今後は常にモデルのバッチバージョンを使用することに注意してください

def gen_studentt_model(X, sigma,
                       hyper_mean=0, hyper_scale=1, lower=1, upper=100):
  loc = tf.cast(hyper_mean, dtype)
  scale = tf.cast(hyper_scale, dtype)
  low = tf.cast(lower, dtype)
  high = tf.cast(upper, dtype)
  return tfd.JointDistributionSequential([
      # b0 ~ Normal(0, 1)
      tfd.Sample(tfd.Normal(loc, scale), sample_shape=1),
      # b1 ~ Normal(0, 1)
      tfd.Sample(tfd.Normal(loc, scale), sample_shape=1),
      # df ~ Uniform(a, b)
      tfd.Sample(tfd.Uniform(low, high), sample_shape=1),
      # likelihood ~ StudentT(df, f(b0, b1), sigma_y)
      #   Using Independent to ensure the log_prob is not incorrectly broadcasted.
      lambda df, b1, b0: tfd.Independent(
          tfd.StudentT(df=df, loc=b0 + b1*X, scale=sigma)),
  ], validate_args=True)

mdl_studentt = gen_studentt_model(X_np[tf.newaxis, ...],
                                  sigma_y_np[tf.newaxis, ...])
mdl_studentt.resolve_graph()
(('b0', ()), ('b1', ()), ('df', ()), ('x', ('df', 'b1', 'b0')))
validate_log_prob_part(mdl_studentt, 4)

フォワードサンプル(事前予測サンプリング)

b0, b1, df, x = mdl_studentt.sample(1000)
x.shape
TensorShape([1000, 20])

§ **課題一覧**
- a) 引用テキストの「high = tf.cast(upper, dtype)」から「f(b0, b1), sigma_y)」までを、一字一句変えずに抜き出してください。
- b) 次の記述がそれぞれ引用テキストの内容と合っているか、「はい」か「いいえ」で答え、決め手となる箇所を原文のまま引用してください。
(i) 自由度 df は一様分布に従うと記されている。
(ii) JointDistributionSequential は validate_args=False を指定して作られている。
(iii) 1000 個のサンプルを取ったときの x の形状は [1000, 20] である。
- c) 引用テキストの最後の行のあとに続く内容を書いてください。
以下のデータは引用テキストとは別の資料です。

§ **提供データ**
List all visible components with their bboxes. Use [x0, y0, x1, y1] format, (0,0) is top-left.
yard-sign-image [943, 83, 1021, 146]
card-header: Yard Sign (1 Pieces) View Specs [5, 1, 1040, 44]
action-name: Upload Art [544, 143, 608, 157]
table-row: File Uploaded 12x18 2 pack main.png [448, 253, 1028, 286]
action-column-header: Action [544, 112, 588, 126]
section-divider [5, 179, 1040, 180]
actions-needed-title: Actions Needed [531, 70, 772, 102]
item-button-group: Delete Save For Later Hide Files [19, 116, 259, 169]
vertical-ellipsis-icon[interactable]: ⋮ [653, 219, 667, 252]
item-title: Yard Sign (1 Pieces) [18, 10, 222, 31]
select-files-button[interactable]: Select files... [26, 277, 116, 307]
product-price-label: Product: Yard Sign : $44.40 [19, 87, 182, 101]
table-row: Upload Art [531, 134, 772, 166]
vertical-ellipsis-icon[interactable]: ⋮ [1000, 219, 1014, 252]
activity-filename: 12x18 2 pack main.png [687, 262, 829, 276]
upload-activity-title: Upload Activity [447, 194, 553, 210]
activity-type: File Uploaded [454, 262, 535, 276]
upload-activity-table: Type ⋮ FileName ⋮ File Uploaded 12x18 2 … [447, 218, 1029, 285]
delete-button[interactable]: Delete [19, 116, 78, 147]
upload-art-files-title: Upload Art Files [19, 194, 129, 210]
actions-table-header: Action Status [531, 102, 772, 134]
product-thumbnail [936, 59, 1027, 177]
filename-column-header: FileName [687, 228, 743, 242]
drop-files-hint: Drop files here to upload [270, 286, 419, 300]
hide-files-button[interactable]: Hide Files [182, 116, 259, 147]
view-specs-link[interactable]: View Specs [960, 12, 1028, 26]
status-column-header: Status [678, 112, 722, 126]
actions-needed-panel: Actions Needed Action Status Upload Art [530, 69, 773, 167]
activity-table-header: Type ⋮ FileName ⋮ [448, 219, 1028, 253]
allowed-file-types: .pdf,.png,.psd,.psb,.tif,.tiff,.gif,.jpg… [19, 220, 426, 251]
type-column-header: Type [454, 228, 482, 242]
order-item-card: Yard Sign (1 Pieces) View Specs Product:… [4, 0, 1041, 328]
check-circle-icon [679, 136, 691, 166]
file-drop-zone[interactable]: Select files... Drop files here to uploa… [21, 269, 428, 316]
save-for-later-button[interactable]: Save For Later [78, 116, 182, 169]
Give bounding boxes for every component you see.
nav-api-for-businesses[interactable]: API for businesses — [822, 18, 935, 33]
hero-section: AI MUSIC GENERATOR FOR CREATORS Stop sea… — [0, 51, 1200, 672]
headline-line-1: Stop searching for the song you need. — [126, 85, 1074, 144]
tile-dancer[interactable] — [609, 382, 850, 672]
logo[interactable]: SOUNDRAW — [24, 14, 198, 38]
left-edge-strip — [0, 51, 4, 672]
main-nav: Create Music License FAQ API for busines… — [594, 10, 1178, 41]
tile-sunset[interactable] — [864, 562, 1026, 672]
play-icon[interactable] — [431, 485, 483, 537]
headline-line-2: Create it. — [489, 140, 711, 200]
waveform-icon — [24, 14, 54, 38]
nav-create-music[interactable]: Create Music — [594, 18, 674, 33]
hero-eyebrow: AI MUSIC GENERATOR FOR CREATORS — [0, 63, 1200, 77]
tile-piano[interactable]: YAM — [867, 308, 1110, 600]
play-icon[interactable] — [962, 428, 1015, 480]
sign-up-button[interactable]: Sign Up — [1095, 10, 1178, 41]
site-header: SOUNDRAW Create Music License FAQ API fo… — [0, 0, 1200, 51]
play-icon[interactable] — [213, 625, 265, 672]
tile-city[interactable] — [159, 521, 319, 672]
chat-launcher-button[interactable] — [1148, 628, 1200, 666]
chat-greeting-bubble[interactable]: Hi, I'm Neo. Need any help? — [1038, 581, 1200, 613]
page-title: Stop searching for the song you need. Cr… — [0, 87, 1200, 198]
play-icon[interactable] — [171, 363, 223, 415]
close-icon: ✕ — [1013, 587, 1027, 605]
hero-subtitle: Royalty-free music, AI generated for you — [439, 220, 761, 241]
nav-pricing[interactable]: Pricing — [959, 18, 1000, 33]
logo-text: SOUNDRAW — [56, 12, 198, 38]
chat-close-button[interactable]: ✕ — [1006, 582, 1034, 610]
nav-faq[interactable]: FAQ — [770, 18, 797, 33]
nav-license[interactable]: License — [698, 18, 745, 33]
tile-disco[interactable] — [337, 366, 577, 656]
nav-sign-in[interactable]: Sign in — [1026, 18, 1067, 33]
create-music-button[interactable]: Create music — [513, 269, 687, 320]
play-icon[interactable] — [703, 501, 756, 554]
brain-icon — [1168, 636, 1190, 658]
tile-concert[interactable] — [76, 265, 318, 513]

§ **解答**
- a)
high = tf.cast(upper, dtype)
  return tfd.JointDistributionSequential([
      # b0 ~ Normal(0, 1)
      tfd.Sample(tfd.Normal(loc, scale), sample_shape=1),
      # b1 ~ Normal(0, 1)
      tfd.Sample(tfd.Normal(loc, scale), sample_shape=1),
      # df ~ Uniform(a, b)
      tfd.Sample(tfd.Uniform(low, high), sample_shape=1),
      # likelihood ~ StudentT(df, f(b0, b1), sigma_y)

- b)
(i) はい:「# df ~ Uniform(a, b)」
(ii) いいえ:「], validate_args=True)」
(iii) はい:「TensorShape([1000, 20])」

- c)
MLE

# bijector to map contrained parameters to real
a, b = tf.constant(1., dtype), tf.constant(100., dtype),

# Interval transformation
tfp_interval = tfb.Inline(
    inverse_fn=(
        lambda x: tf.math.log(x - a) - tf.math.log(b - x)),
    forward_fn=(
        lambda y: (b - a) * tf.sigmoid(y) + a),
    forward_log_det_jacobian_fn=(
        lambda x: tf.math.log(b - a) - 2 * tf.nn.softplus(-x) - x),
    forward_min_event_ndims=0,
    name="interval")

unconstraining_bijectors = [
    tfb.Identity(),
    tfb.Identity(),
    tfp_interval,
]

mapper = Mapper(mdl_studentt.sample()[:-1],
                unconstraining_bijectors,
                mdl_studentt.event_shape[:-1])
@_make_val_and_grad_fn
def neg_log_likelihood(x):
  # Generate a function closure so that we are computing the log_prob
  # conditioned on the observed data. Note also that tfp.optimizer.* takes a 
  # single tensor as input, so we need to do some slicing here:
  return -tf.squeeze(mdl_studentt.log_prob(
      mapper.split_and_reshape(x) + [Y_np]))

lbfgs_results = tfp.optimizer.lbfgs_minimize(
    neg_log_likelihood,
    initial_position=mapper.flatten_and_concat(mdl_studentt.sample()[:-1]),
    tolerance=1e-20,
    x_tolerance=1e-20
)
b0est, b1est, dfest = lbfgs_results.position.numpy()

g, xlims, ylims = plot_hoggs(dfhoggs);
xrange = np.linspace(xlims[0], xlims[1], 100)
g.axes[0][0].plot(xrange, b0est + b1est*xrange, 
                  color='r', label='MLE of StudentT model')
plt.legend();
/usr/local/lib/python3.6/dist-packages/numpy/core/fromnumeric.py:2495: FutureWarning: Method .ptp is deprecated and will be removed in a future version. Use numpy.ptp instead.
  return ptp(axis=axis, out=out, **kwargs)
/usr/local/lib/python3.6/dist-packages/seaborn/axisgrid.py:230: UserWarning: The `size` paramter has been renamed to `height`; please update your code.
  warnings.warn(msg, UserWarning)

png

MCMC

nchain = 10
b0, b1, df, _ = mdl_studentt.sample(nchain)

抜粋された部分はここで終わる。